»»
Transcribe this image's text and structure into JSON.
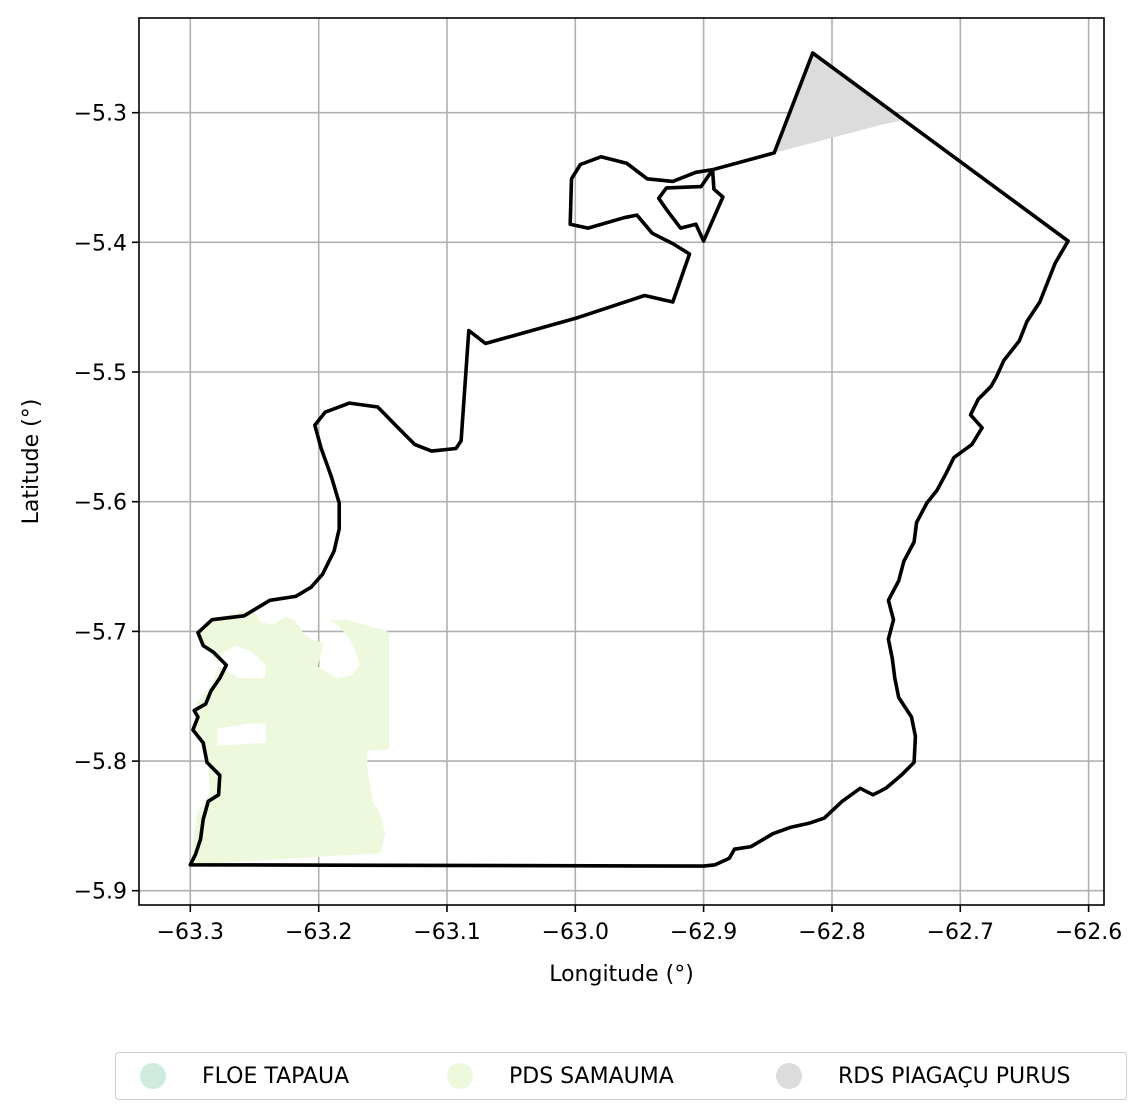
{
  "chart_data": {
    "type": "map",
    "xlabel": "Longitude (°)",
    "ylabel": "Latitude (°)",
    "xlim": [
      -63.34,
      -62.588
    ],
    "ylim": [
      -5.911,
      -5.227
    ],
    "xticks": [
      -63.3,
      -63.2,
      -63.1,
      -63.0,
      -62.9,
      -62.8,
      -62.7,
      -62.6
    ],
    "xtick_labels": [
      "−63.3",
      "−63.2",
      "−63.1",
      "−63.0",
      "−62.9",
      "−62.8",
      "−62.7",
      "−62.6"
    ],
    "yticks": [
      -5.3,
      -5.4,
      -5.5,
      -5.6,
      -5.7,
      -5.8,
      -5.9
    ],
    "ytick_labels": [
      "−5.3",
      "−5.4",
      "−5.5",
      "−5.6",
      "−5.7",
      "−5.8",
      "−5.9"
    ],
    "grid": true,
    "legend_position": "below",
    "boundary_outline": [
      [
        -62.815,
        -5.254
      ],
      [
        -62.616,
        -5.399
      ],
      [
        -62.626,
        -5.416
      ],
      [
        -62.632,
        -5.431
      ],
      [
        -62.638,
        -5.446
      ],
      [
        -62.648,
        -5.461
      ],
      [
        -62.654,
        -5.476
      ],
      [
        -62.666,
        -5.491
      ],
      [
        -62.672,
        -5.504
      ],
      [
        -62.676,
        -5.511
      ],
      [
        -62.686,
        -5.521
      ],
      [
        -62.692,
        -5.533
      ],
      [
        -62.683,
        -5.543
      ],
      [
        -62.691,
        -5.556
      ],
      [
        -62.705,
        -5.566
      ],
      [
        -62.711,
        -5.578
      ],
      [
        -62.718,
        -5.591
      ],
      [
        -62.726,
        -5.601
      ],
      [
        -62.734,
        -5.616
      ],
      [
        -62.736,
        -5.631
      ],
      [
        -62.744,
        -5.646
      ],
      [
        -62.748,
        -5.661
      ],
      [
        -62.756,
        -5.676
      ],
      [
        -62.752,
        -5.691
      ],
      [
        -62.756,
        -5.706
      ],
      [
        -62.753,
        -5.721
      ],
      [
        -62.751,
        -5.736
      ],
      [
        -62.748,
        -5.751
      ],
      [
        -62.738,
        -5.766
      ],
      [
        -62.735,
        -5.781
      ],
      [
        -62.736,
        -5.801
      ],
      [
        -62.746,
        -5.811
      ],
      [
        -62.758,
        -5.821
      ],
      [
        -62.768,
        -5.826
      ],
      [
        -62.778,
        -5.821
      ],
      [
        -62.792,
        -5.831
      ],
      [
        -62.806,
        -5.844
      ],
      [
        -62.818,
        -5.848
      ],
      [
        -62.832,
        -5.851
      ],
      [
        -62.846,
        -5.856
      ],
      [
        -62.863,
        -5.866
      ],
      [
        -62.876,
        -5.868
      ],
      [
        -62.88,
        -5.875
      ],
      [
        -62.891,
        -5.88
      ],
      [
        -62.9,
        -5.881
      ],
      [
        -63.3,
        -5.88
      ],
      [
        -63.296,
        -5.872
      ],
      [
        -63.292,
        -5.86
      ],
      [
        -63.29,
        -5.845
      ],
      [
        -63.286,
        -5.831
      ],
      [
        -63.278,
        -5.826
      ],
      [
        -63.277,
        -5.811
      ],
      [
        -63.287,
        -5.801
      ],
      [
        -63.29,
        -5.786
      ],
      [
        -63.298,
        -5.776
      ],
      [
        -63.294,
        -5.766
      ],
      [
        -63.297,
        -5.761
      ],
      [
        -63.288,
        -5.756
      ],
      [
        -63.284,
        -5.746
      ],
      [
        -63.277,
        -5.736
      ],
      [
        -63.272,
        -5.726
      ],
      [
        -63.282,
        -5.716
      ],
      [
        -63.29,
        -5.711
      ],
      [
        -63.294,
        -5.701
      ],
      [
        -63.283,
        -5.691
      ],
      [
        -63.258,
        -5.688
      ],
      [
        -63.238,
        -5.676
      ],
      [
        -63.218,
        -5.673
      ],
      [
        -63.206,
        -5.666
      ],
      [
        -63.197,
        -5.656
      ],
      [
        -63.188,
        -5.638
      ],
      [
        -63.184,
        -5.621
      ],
      [
        -63.184,
        -5.601
      ],
      [
        -63.19,
        -5.581
      ],
      [
        -63.198,
        -5.559
      ],
      [
        -63.203,
        -5.541
      ],
      [
        -63.195,
        -5.531
      ],
      [
        -63.176,
        -5.524
      ],
      [
        -63.154,
        -5.527
      ],
      [
        -63.14,
        -5.541
      ],
      [
        -63.125,
        -5.556
      ],
      [
        -63.112,
        -5.561
      ],
      [
        -63.093,
        -5.559
      ],
      [
        -63.089,
        -5.553
      ],
      [
        -63.083,
        -5.468
      ],
      [
        -63.07,
        -5.478
      ],
      [
        -62.998,
        -5.458
      ],
      [
        -62.946,
        -5.441
      ],
      [
        -62.924,
        -5.446
      ],
      [
        -62.911,
        -5.409
      ],
      [
        -62.924,
        -5.401
      ],
      [
        -62.94,
        -5.393
      ],
      [
        -62.952,
        -5.379
      ],
      [
        -62.962,
        -5.381
      ],
      [
        -62.99,
        -5.389
      ],
      [
        -63.004,
        -5.386
      ],
      [
        -63.003,
        -5.351
      ],
      [
        -62.996,
        -5.34
      ],
      [
        -62.98,
        -5.334
      ],
      [
        -62.96,
        -5.339
      ],
      [
        -62.944,
        -5.351
      ],
      [
        -62.924,
        -5.353
      ],
      [
        -62.906,
        -5.346
      ],
      [
        -62.893,
        -5.344
      ],
      [
        -62.892,
        -5.359
      ],
      [
        -62.885,
        -5.365
      ],
      [
        -62.9,
        -5.399
      ],
      [
        -62.906,
        -5.386
      ],
      [
        -62.918,
        -5.389
      ],
      [
        -62.928,
        -5.376
      ],
      [
        -62.935,
        -5.366
      ],
      [
        -62.929,
        -5.358
      ],
      [
        -62.902,
        -5.357
      ],
      [
        -62.893,
        -5.344
      ],
      [
        -62.845,
        -5.331
      ],
      [
        -62.815,
        -5.254
      ]
    ],
    "areas": [
      {
        "name": "PDS SAMAUMA",
        "color": "#eef8dc",
        "polygon": [
          [
            -63.285,
            -5.691
          ],
          [
            -63.258,
            -5.684
          ],
          [
            -63.249,
            -5.686
          ],
          [
            -63.245,
            -5.693
          ],
          [
            -63.236,
            -5.695
          ],
          [
            -63.226,
            -5.689
          ],
          [
            -63.219,
            -5.691
          ],
          [
            -63.212,
            -5.701
          ],
          [
            -63.206,
            -5.706
          ],
          [
            -63.196,
            -5.709
          ],
          [
            -63.201,
            -5.727
          ],
          [
            -63.186,
            -5.736
          ],
          [
            -63.174,
            -5.734
          ],
          [
            -63.168,
            -5.726
          ],
          [
            -63.171,
            -5.716
          ],
          [
            -63.176,
            -5.706
          ],
          [
            -63.184,
            -5.696
          ],
          [
            -63.192,
            -5.691
          ],
          [
            -63.178,
            -5.691
          ],
          [
            -63.168,
            -5.694
          ],
          [
            -63.148,
            -5.699
          ],
          [
            -63.145,
            -5.701
          ],
          [
            -63.145,
            -5.791
          ],
          [
            -63.162,
            -5.792
          ],
          [
            -63.162,
            -5.806
          ],
          [
            -63.158,
            -5.831
          ],
          [
            -63.152,
            -5.841
          ],
          [
            -63.148,
            -5.856
          ],
          [
            -63.152,
            -5.871
          ],
          [
            -63.3,
            -5.88
          ],
          [
            -63.295,
            -5.841
          ],
          [
            -63.285,
            -5.825
          ],
          [
            -63.286,
            -5.799
          ],
          [
            -63.291,
            -5.79
          ],
          [
            -63.297,
            -5.775
          ],
          [
            -63.295,
            -5.755
          ],
          [
            -63.283,
            -5.741
          ],
          [
            -63.278,
            -5.726
          ],
          [
            -63.288,
            -5.711
          ],
          [
            -63.295,
            -5.701
          ]
        ],
        "holes": [
          [
            [
              -63.264,
              -5.711
            ],
            [
              -63.274,
              -5.716
            ],
            [
              -63.279,
              -5.726
            ],
            [
              -63.271,
              -5.731
            ],
            [
              -63.262,
              -5.736
            ],
            [
              -63.242,
              -5.736
            ],
            [
              -63.241,
              -5.726
            ],
            [
              -63.252,
              -5.716
            ]
          ],
          [
            [
              -63.254,
              -5.771
            ],
            [
              -63.241,
              -5.771
            ],
            [
              -63.241,
              -5.786
            ],
            [
              -63.279,
              -5.788
            ],
            [
              -63.279,
              -5.775
            ]
          ]
        ]
      },
      {
        "name": "RDS PIAGAÇU PURUS",
        "color": "#dcdcdc",
        "polygon": [
          [
            -62.815,
            -5.254
          ],
          [
            -62.745,
            -5.306
          ],
          [
            -62.76,
            -5.309
          ],
          [
            -62.845,
            -5.331
          ]
        ],
        "holes": []
      }
    ],
    "legend": [
      {
        "name": "FLOE TAPAUA",
        "color": "#cdebdf"
      },
      {
        "name": "PDS SAMAUMA",
        "color": "#eef8dc"
      },
      {
        "name": "RDS PIAGAÇU PURUS",
        "color": "#dcdcdc"
      }
    ]
  }
}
««
» **Written problem**: Tally the lines of the data that contain the string "color" and report the total alone.

» **Solution to the exercise**: 5